— start Provided records —
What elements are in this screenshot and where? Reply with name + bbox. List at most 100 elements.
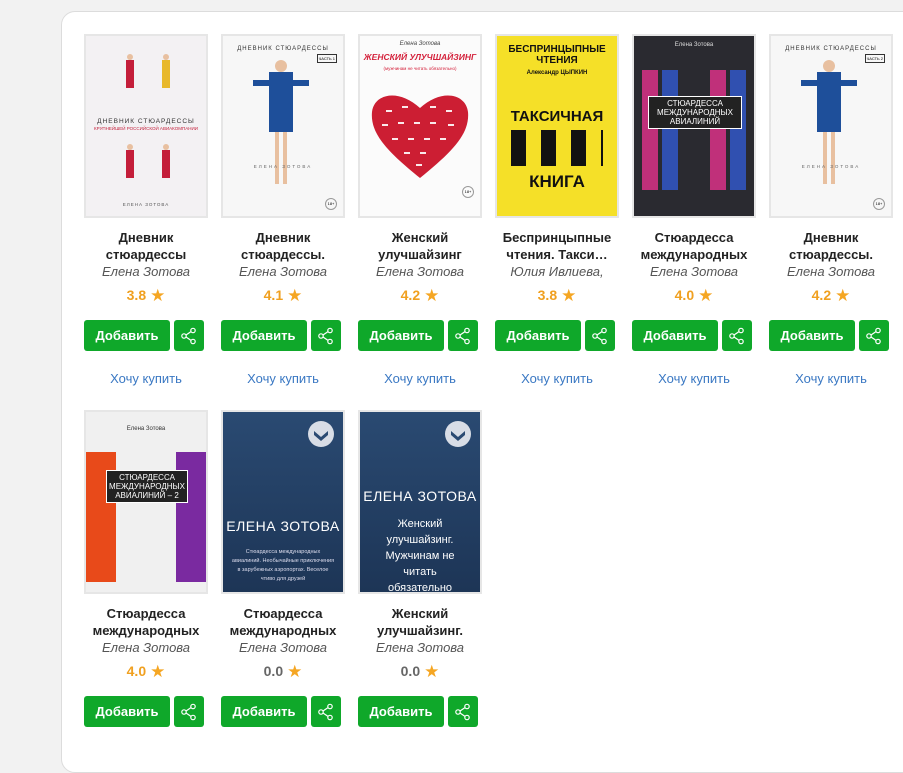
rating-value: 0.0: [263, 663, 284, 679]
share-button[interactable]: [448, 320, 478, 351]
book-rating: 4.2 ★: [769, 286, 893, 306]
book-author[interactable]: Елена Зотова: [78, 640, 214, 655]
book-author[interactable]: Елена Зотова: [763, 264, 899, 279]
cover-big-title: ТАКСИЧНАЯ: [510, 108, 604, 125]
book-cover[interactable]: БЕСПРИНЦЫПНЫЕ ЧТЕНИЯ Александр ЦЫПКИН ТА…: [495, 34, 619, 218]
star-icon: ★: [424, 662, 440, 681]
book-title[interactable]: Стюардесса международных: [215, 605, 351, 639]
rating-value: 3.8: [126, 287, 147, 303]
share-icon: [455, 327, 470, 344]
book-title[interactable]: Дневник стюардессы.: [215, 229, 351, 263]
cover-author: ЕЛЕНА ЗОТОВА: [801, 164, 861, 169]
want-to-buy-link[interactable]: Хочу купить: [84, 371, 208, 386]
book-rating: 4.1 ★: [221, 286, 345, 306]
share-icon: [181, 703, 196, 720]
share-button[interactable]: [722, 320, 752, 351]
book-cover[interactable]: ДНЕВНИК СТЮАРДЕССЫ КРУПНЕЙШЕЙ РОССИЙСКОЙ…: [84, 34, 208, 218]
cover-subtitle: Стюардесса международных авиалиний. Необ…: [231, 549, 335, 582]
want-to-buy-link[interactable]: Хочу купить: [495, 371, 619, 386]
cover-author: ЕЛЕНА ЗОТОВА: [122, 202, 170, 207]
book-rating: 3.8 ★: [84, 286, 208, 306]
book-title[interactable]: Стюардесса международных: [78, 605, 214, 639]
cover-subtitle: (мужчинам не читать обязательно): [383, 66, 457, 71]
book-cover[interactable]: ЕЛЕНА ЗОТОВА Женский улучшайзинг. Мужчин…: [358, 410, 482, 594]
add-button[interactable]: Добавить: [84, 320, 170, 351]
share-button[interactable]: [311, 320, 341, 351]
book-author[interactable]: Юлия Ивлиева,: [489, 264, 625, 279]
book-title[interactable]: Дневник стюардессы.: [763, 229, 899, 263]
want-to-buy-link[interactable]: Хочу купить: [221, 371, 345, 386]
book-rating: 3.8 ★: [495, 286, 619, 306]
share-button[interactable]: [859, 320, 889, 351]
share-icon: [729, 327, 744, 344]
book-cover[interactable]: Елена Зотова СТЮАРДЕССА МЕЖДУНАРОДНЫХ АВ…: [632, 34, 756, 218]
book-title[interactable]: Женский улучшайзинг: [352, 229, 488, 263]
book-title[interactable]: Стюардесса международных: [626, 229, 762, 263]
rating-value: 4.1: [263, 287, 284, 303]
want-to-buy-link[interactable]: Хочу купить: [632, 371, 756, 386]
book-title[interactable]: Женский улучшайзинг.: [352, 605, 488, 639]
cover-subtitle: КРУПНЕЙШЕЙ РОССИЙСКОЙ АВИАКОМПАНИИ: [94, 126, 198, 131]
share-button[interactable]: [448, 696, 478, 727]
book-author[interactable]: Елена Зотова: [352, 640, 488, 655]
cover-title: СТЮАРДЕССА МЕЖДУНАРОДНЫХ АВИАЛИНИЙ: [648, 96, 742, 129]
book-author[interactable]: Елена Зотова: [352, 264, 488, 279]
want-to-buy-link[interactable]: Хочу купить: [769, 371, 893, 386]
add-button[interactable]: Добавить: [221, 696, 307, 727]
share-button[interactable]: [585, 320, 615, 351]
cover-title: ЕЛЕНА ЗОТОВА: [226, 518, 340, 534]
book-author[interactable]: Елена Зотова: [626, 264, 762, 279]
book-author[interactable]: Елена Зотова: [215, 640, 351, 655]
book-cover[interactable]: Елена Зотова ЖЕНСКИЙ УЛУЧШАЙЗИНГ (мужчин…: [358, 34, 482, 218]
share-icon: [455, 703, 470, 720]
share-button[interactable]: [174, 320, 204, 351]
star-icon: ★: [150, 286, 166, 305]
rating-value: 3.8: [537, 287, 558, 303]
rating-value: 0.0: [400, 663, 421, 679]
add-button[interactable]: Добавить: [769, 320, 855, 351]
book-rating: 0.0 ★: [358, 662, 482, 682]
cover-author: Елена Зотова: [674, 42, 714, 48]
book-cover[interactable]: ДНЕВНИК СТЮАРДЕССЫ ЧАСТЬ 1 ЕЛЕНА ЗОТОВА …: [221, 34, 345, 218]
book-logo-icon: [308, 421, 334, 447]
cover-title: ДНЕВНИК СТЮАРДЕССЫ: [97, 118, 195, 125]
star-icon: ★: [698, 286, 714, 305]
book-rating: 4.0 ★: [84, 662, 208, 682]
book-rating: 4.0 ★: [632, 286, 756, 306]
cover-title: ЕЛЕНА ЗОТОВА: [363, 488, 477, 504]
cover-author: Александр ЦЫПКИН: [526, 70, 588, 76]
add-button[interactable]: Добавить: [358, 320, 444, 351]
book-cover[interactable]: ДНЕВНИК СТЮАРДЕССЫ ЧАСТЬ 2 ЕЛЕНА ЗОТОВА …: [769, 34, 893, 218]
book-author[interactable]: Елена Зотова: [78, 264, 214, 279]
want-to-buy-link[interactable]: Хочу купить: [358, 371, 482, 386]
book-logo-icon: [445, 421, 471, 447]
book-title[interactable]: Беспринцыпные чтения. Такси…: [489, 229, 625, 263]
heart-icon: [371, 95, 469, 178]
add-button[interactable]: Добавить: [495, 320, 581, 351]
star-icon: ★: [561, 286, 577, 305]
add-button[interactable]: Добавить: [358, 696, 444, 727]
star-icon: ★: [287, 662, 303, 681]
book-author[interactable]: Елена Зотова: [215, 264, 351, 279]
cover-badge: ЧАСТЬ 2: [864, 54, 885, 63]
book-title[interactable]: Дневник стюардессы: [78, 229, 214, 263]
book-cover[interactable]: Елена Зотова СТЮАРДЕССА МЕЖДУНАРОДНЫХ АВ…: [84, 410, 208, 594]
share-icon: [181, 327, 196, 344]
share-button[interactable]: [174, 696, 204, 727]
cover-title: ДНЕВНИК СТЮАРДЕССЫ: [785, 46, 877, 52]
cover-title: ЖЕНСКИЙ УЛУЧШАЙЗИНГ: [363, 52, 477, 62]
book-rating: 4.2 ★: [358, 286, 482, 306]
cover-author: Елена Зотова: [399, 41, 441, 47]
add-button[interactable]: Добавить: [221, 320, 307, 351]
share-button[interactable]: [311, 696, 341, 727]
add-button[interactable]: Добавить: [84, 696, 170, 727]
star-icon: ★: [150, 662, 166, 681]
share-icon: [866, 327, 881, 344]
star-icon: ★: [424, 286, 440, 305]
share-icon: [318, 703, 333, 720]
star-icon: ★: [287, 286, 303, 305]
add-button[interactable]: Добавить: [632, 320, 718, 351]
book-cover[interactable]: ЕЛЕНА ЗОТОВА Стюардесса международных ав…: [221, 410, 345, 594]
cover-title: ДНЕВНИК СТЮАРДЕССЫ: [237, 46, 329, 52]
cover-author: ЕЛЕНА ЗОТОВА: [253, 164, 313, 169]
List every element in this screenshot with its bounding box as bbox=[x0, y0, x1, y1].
— end Provided records —
• [Task prompt] Rewrite the rows from the line with "rating-value: 0.0: [263, 663, 284, 679]" through the line with "cover-subtitle: Стюардесса международных", changing "share-icon" to "share-glyph" and leaving everything else as it is.

• [The reply]
rating-value: 0.0: [263, 663, 284, 679]
share-button[interactable]: [448, 320, 478, 351]
book-rating: 4.2 ★: [769, 286, 893, 306]
book-author[interactable]: Елена Зотова: [78, 640, 214, 655]
book-author[interactable]: Елена Зотова: [763, 264, 899, 279]
cover-big-title: ТАКСИЧНАЯ: [510, 108, 604, 125]
book-cover[interactable]: БЕСПРИНЦЫПНЫЕ ЧТЕНИЯ Александр ЦЫПКИН ТА…: [495, 34, 619, 218]
star-icon: ★: [424, 662, 440, 681]
book-title[interactable]: Стюардесса международных: [215, 605, 351, 639]
rating-value: 3.8: [126, 287, 147, 303]
share-glyph: [455, 327, 470, 344]
book-title[interactable]: Дневник стюардессы.: [215, 229, 351, 263]
cover-author: ЕЛЕНА ЗОТОВА: [801, 164, 861, 169]
want-to-buy-link[interactable]: Хочу купить: [84, 371, 208, 386]
book-rating: 4.1 ★: [221, 286, 345, 306]
share-glyph: [181, 703, 196, 720]
share-button[interactable]: [722, 320, 752, 351]
book-cover[interactable]: ДНЕВНИК СТЮАРДЕССЫ КРУПНЕЙШЕЙ РОССИЙСКОЙ…: [84, 34, 208, 218]
cover-subtitle: Стюардесса международных авиалиний. Необ…: [231, 549, 335, 582]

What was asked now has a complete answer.